EXTRACTED DATA
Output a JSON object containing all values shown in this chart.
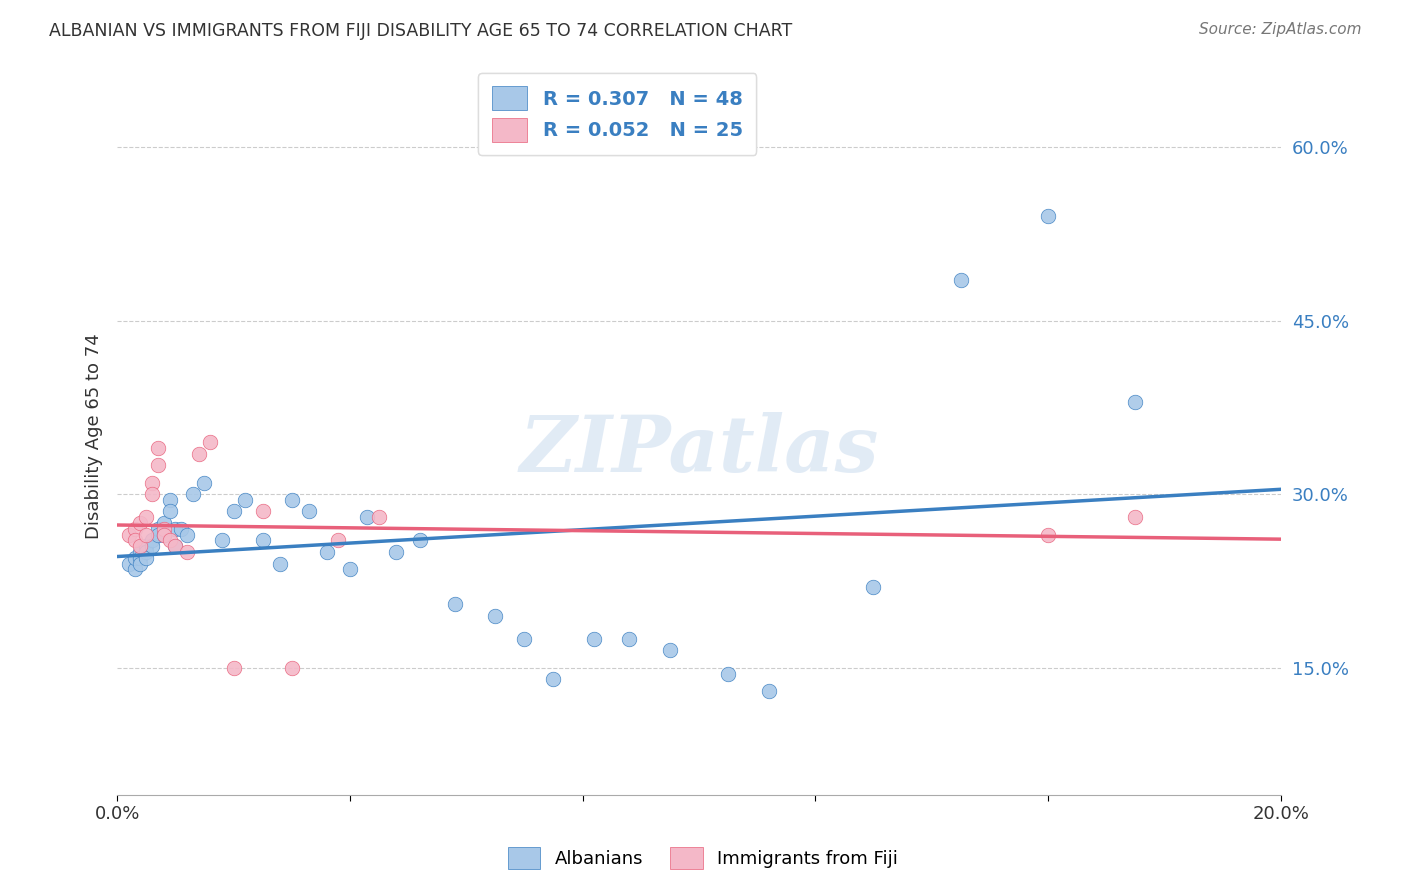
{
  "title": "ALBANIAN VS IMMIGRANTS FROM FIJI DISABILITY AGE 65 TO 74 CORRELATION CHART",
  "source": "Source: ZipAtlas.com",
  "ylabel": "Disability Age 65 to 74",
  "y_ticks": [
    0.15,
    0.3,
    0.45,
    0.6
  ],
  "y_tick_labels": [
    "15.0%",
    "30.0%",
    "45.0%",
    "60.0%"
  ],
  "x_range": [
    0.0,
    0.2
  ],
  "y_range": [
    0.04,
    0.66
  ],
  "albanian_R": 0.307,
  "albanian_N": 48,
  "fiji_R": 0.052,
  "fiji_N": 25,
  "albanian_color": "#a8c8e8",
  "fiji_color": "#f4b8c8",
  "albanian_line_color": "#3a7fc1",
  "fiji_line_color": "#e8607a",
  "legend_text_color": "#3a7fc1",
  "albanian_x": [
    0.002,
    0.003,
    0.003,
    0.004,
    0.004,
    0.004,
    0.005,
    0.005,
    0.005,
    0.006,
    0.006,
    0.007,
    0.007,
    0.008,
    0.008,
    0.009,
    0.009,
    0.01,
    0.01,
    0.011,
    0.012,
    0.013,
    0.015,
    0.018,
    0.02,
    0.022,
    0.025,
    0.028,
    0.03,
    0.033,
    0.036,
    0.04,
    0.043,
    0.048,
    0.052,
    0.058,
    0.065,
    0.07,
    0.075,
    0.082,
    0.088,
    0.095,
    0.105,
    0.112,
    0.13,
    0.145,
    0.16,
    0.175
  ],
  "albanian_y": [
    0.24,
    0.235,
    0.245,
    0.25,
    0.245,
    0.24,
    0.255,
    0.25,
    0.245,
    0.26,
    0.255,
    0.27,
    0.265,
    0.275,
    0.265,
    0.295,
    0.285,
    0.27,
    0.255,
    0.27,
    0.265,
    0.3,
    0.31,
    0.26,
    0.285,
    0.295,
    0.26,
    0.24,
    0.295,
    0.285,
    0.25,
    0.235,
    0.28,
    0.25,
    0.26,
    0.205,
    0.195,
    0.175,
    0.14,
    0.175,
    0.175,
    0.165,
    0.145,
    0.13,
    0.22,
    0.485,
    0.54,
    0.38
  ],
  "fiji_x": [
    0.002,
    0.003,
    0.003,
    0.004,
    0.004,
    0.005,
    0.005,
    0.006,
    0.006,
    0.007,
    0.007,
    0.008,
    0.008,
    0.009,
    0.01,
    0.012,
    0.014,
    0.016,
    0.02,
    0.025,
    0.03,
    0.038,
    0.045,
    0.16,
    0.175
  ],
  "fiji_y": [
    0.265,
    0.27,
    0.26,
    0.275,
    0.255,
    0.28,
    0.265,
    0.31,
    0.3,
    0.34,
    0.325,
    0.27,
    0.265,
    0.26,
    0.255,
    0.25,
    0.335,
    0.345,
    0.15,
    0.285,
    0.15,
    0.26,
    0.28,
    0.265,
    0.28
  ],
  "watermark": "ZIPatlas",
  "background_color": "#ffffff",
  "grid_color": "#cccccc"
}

TASK PROMPT
Repeat the material exactly as it reads, without any of its pictures.

FINISHED EXERCISE
Output a JSON object containing all values shown in this chart.
{
  "title": "ALBANIAN VS IMMIGRANTS FROM FIJI DISABILITY AGE 65 TO 74 CORRELATION CHART",
  "source": "Source: ZipAtlas.com",
  "ylabel": "Disability Age 65 to 74",
  "y_ticks": [
    0.15,
    0.3,
    0.45,
    0.6
  ],
  "y_tick_labels": [
    "15.0%",
    "30.0%",
    "45.0%",
    "60.0%"
  ],
  "x_range": [
    0.0,
    0.2
  ],
  "y_range": [
    0.04,
    0.66
  ],
  "albanian_R": 0.307,
  "albanian_N": 48,
  "fiji_R": 0.052,
  "fiji_N": 25,
  "albanian_color": "#a8c8e8",
  "fiji_color": "#f4b8c8",
  "albanian_line_color": "#3a7fc1",
  "fiji_line_color": "#e8607a",
  "legend_text_color": "#3a7fc1",
  "albanian_x": [
    0.002,
    0.003,
    0.003,
    0.004,
    0.004,
    0.004,
    0.005,
    0.005,
    0.005,
    0.006,
    0.006,
    0.007,
    0.007,
    0.008,
    0.008,
    0.009,
    0.009,
    0.01,
    0.01,
    0.011,
    0.012,
    0.013,
    0.015,
    0.018,
    0.02,
    0.022,
    0.025,
    0.028,
    0.03,
    0.033,
    0.036,
    0.04,
    0.043,
    0.048,
    0.052,
    0.058,
    0.065,
    0.07,
    0.075,
    0.082,
    0.088,
    0.095,
    0.105,
    0.112,
    0.13,
    0.145,
    0.16,
    0.175
  ],
  "albanian_y": [
    0.24,
    0.235,
    0.245,
    0.25,
    0.245,
    0.24,
    0.255,
    0.25,
    0.245,
    0.26,
    0.255,
    0.27,
    0.265,
    0.275,
    0.265,
    0.295,
    0.285,
    0.27,
    0.255,
    0.27,
    0.265,
    0.3,
    0.31,
    0.26,
    0.285,
    0.295,
    0.26,
    0.24,
    0.295,
    0.285,
    0.25,
    0.235,
    0.28,
    0.25,
    0.26,
    0.205,
    0.195,
    0.175,
    0.14,
    0.175,
    0.175,
    0.165,
    0.145,
    0.13,
    0.22,
    0.485,
    0.54,
    0.38
  ],
  "fiji_x": [
    0.002,
    0.003,
    0.003,
    0.004,
    0.004,
    0.005,
    0.005,
    0.006,
    0.006,
    0.007,
    0.007,
    0.008,
    0.008,
    0.009,
    0.01,
    0.012,
    0.014,
    0.016,
    0.02,
    0.025,
    0.03,
    0.038,
    0.045,
    0.16,
    0.175
  ],
  "fiji_y": [
    0.265,
    0.27,
    0.26,
    0.275,
    0.255,
    0.28,
    0.265,
    0.31,
    0.3,
    0.34,
    0.325,
    0.27,
    0.265,
    0.26,
    0.255,
    0.25,
    0.335,
    0.345,
    0.15,
    0.285,
    0.15,
    0.26,
    0.28,
    0.265,
    0.28
  ],
  "watermark": "ZIPatlas",
  "background_color": "#ffffff",
  "grid_color": "#cccccc"
}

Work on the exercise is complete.